### Exercise objective
Write out the material again exactly, please, and omit the pictures.
######
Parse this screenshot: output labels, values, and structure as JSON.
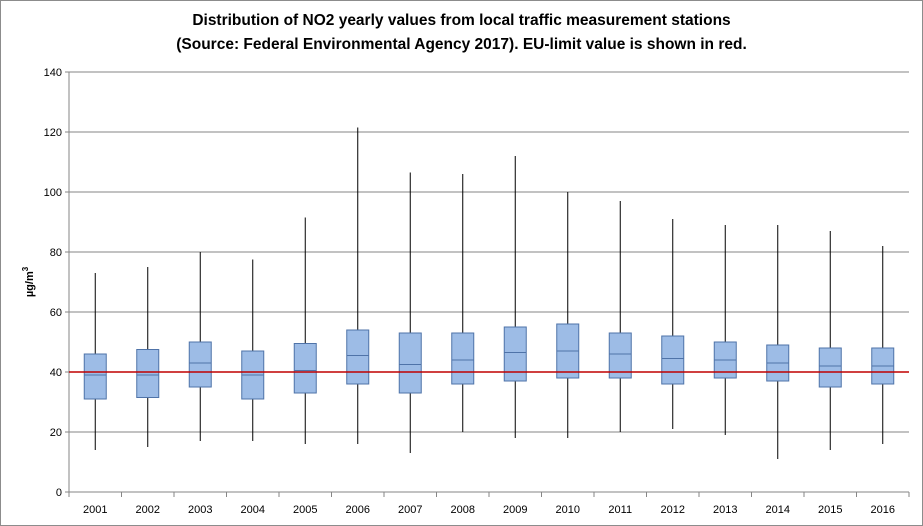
{
  "chart_data": {
    "type": "box",
    "title_line1": "Distribution of NO2 yearly values from local traffic measurement stations",
    "title_line2": "(Source: Federal Environmental Agency 2017). EU-limit value is shown in red.",
    "ylabel": "µg/m³",
    "ylabel_base": "µg/m",
    "ylabel_sup": "3",
    "ylim": [
      0,
      140
    ],
    "yticks": [
      0,
      20,
      40,
      60,
      80,
      100,
      120,
      140
    ],
    "grid": true,
    "limit_value": 40,
    "categories": [
      "2001",
      "2002",
      "2003",
      "2004",
      "2005",
      "2006",
      "2007",
      "2008",
      "2009",
      "2010",
      "2011",
      "2012",
      "2013",
      "2014",
      "2015",
      "2016"
    ],
    "min": [
      14,
      15,
      17,
      17,
      16,
      16,
      13,
      20,
      18,
      18,
      20,
      21,
      19,
      11,
      14,
      16
    ],
    "q1": [
      31,
      31.5,
      35,
      31,
      33,
      36,
      33,
      36,
      37,
      38,
      38,
      36,
      38,
      37,
      35,
      36
    ],
    "median": [
      39,
      39,
      43,
      39,
      40.5,
      45.5,
      42.5,
      44,
      46.5,
      47,
      46,
      44.5,
      44,
      43,
      42,
      42
    ],
    "q3": [
      46,
      47.5,
      50,
      47,
      49.5,
      54,
      53,
      53,
      55,
      56,
      53,
      52,
      50,
      49,
      48,
      48
    ],
    "max": [
      73,
      75,
      80,
      77.5,
      91.5,
      121.5,
      106.5,
      106,
      112,
      100,
      97,
      91,
      89,
      89,
      87,
      82
    ],
    "colors": {
      "box_fill": "#9dbce6",
      "box_stroke": "#4f73a8",
      "whisker": "#000000",
      "limit_line": "#c00000",
      "grid": "#858585"
    }
  }
}
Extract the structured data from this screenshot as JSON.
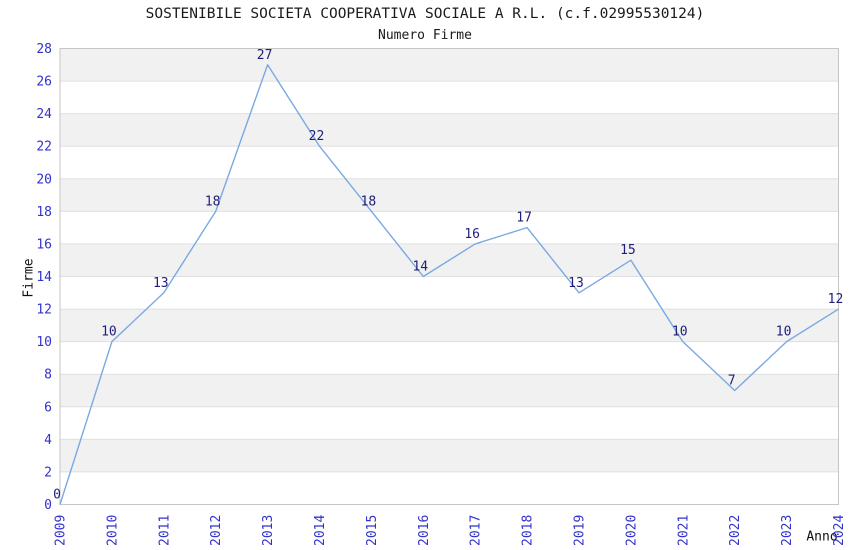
{
  "chart_data": {
    "type": "line",
    "title": "SOSTENIBILE SOCIETA COOPERATIVA SOCIALE A R.L. (c.f.02995530124)",
    "subtitle": "Numero Firme",
    "xlabel": "Anno",
    "ylabel": "Firme",
    "x": [
      "2009",
      "2010",
      "2011",
      "2012",
      "2013",
      "2014",
      "2015",
      "2016",
      "2017",
      "2018",
      "2019",
      "2020",
      "2021",
      "2022",
      "2023",
      "2024"
    ],
    "values": [
      0,
      10,
      13,
      18,
      27,
      22,
      18,
      14,
      16,
      17,
      13,
      15,
      10,
      7,
      10,
      12
    ],
    "ylim": [
      0,
      28
    ],
    "ytick_step": 2,
    "grid": true,
    "band_fill": true,
    "legend": "none",
    "colors": {
      "line": "#7aa9e2",
      "tick_label": "#3232cd",
      "data_label": "#1e1e78",
      "band": "#f1f1f1",
      "gridline": "#e0e0e0",
      "border": "#c6c6c6",
      "title": "#1a1a1a"
    }
  }
}
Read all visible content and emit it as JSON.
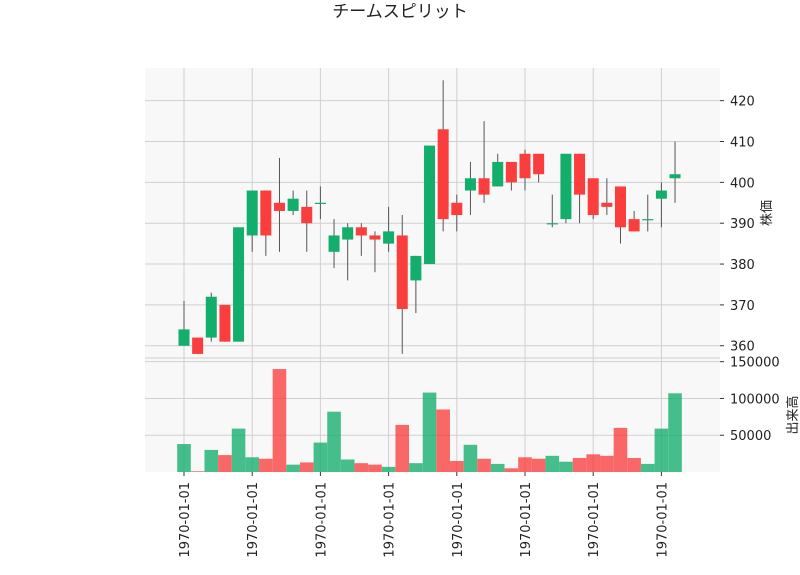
######
### Exercise result
Parse this screenshot: output labels, values, and structure as JSON.
{
  "chart_data": {
    "type": "box",
    "title_line1": "Distribution of NO2 yearly values from local traffic measurement stations",
    "title_line2": "(Source: Federal Environmental Agency 2017). EU-limit value is shown in red.",
    "ylabel": "µg/m³",
    "ylabel_base": "µg/m",
    "ylabel_sup": "3",
    "ylim": [
      0,
      140
    ],
    "yticks": [
      0,
      20,
      40,
      60,
      80,
      100,
      120,
      140
    ],
    "grid": true,
    "limit_value": 40,
    "categories": [
      "2001",
      "2002",
      "2003",
      "2004",
      "2005",
      "2006",
      "2007",
      "2008",
      "2009",
      "2010",
      "2011",
      "2012",
      "2013",
      "2014",
      "2015",
      "2016"
    ],
    "min": [
      14,
      15,
      17,
      17,
      16,
      16,
      13,
      20,
      18,
      18,
      20,
      21,
      19,
      11,
      14,
      16
    ],
    "q1": [
      31,
      31.5,
      35,
      31,
      33,
      36,
      33,
      36,
      37,
      38,
      38,
      36,
      38,
      37,
      35,
      36
    ],
    "median": [
      39,
      39,
      43,
      39,
      40.5,
      45.5,
      42.5,
      44,
      46.5,
      47,
      46,
      44.5,
      44,
      43,
      42,
      42
    ],
    "q3": [
      46,
      47.5,
      50,
      47,
      49.5,
      54,
      53,
      53,
      55,
      56,
      53,
      52,
      50,
      49,
      48,
      48
    ],
    "max": [
      73,
      75,
      80,
      77.5,
      91.5,
      121.5,
      106.5,
      106,
      112,
      100,
      97,
      91,
      89,
      89,
      87,
      82
    ],
    "colors": {
      "box_fill": "#9dbce6",
      "box_stroke": "#4f73a8",
      "whisker": "#000000",
      "limit_line": "#c00000",
      "grid": "#858585"
    }
  }
}
Extract the structured data from this screenshot as JSON.
{
  "chart_data": {
    "type": "line",
    "title": "SOSTENIBILE SOCIETA COOPERATIVA SOCIALE A R.L. (c.f.02995530124)",
    "subtitle": "Numero Firme",
    "xlabel": "Anno",
    "ylabel": "Firme",
    "x": [
      "2009",
      "2010",
      "2011",
      "2012",
      "2013",
      "2014",
      "2015",
      "2016",
      "2017",
      "2018",
      "2019",
      "2020",
      "2021",
      "2022",
      "2023",
      "2024"
    ],
    "values": [
      0,
      10,
      13,
      18,
      27,
      22,
      18,
      14,
      16,
      17,
      13,
      15,
      10,
      7,
      10,
      12
    ],
    "ylim": [
      0,
      28
    ],
    "ytick_step": 2,
    "grid": true,
    "band_fill": true,
    "legend": "none",
    "colors": {
      "line": "#7aa9e2",
      "tick_label": "#3232cd",
      "data_label": "#1e1e78",
      "band": "#f1f1f1",
      "gridline": "#e0e0e0",
      "border": "#c6c6c6",
      "title": "#1a1a1a"
    }
  }
}
Read all visible content and emit it as JSON.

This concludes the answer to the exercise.